--- begin DATA TO USE ---
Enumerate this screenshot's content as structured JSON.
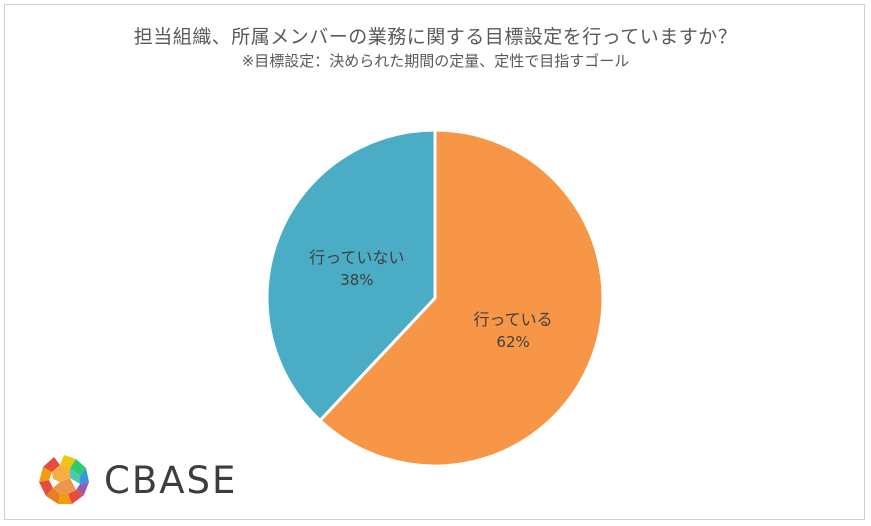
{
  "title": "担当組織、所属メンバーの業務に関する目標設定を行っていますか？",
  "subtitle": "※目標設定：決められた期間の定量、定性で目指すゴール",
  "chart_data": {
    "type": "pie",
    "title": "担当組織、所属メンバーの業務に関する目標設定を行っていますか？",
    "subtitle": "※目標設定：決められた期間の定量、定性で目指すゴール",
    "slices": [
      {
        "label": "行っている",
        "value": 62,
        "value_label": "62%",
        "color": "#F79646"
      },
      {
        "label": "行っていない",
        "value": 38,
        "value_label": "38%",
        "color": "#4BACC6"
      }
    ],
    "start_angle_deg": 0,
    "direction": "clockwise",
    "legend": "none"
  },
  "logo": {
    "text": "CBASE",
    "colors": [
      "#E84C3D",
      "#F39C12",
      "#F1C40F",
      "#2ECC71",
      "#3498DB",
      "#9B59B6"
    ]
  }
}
--- end DATA TO USE ---
PROBLEM DETAILS:
Every line of text is to be repeated exactly; pictures are left out.

SOLUTION FOR THIS TASK:
Enumerate this screenshot's content as structured JSON.
{
  "title": "担当組織、所属メンバーの業務に関する目標設定を行っていますか？",
  "subtitle": "※目標設定：決められた期間の定量、定性で目指すゴール",
  "chart_data": {
    "type": "pie",
    "title": "担当組織、所属メンバーの業務に関する目標設定を行っていますか？",
    "subtitle": "※目標設定：決められた期間の定量、定性で目指すゴール",
    "slices": [
      {
        "label": "行っている",
        "value": 62,
        "value_label": "62%",
        "color": "#F79646"
      },
      {
        "label": "行っていない",
        "value": 38,
        "value_label": "38%",
        "color": "#4BACC6"
      }
    ],
    "start_angle_deg": 0,
    "direction": "clockwise",
    "legend": "none"
  },
  "logo": {
    "text": "CBASE",
    "colors": [
      "#E84C3D",
      "#F39C12",
      "#F1C40F",
      "#2ECC71",
      "#3498DB",
      "#9B59B6"
    ]
  }
}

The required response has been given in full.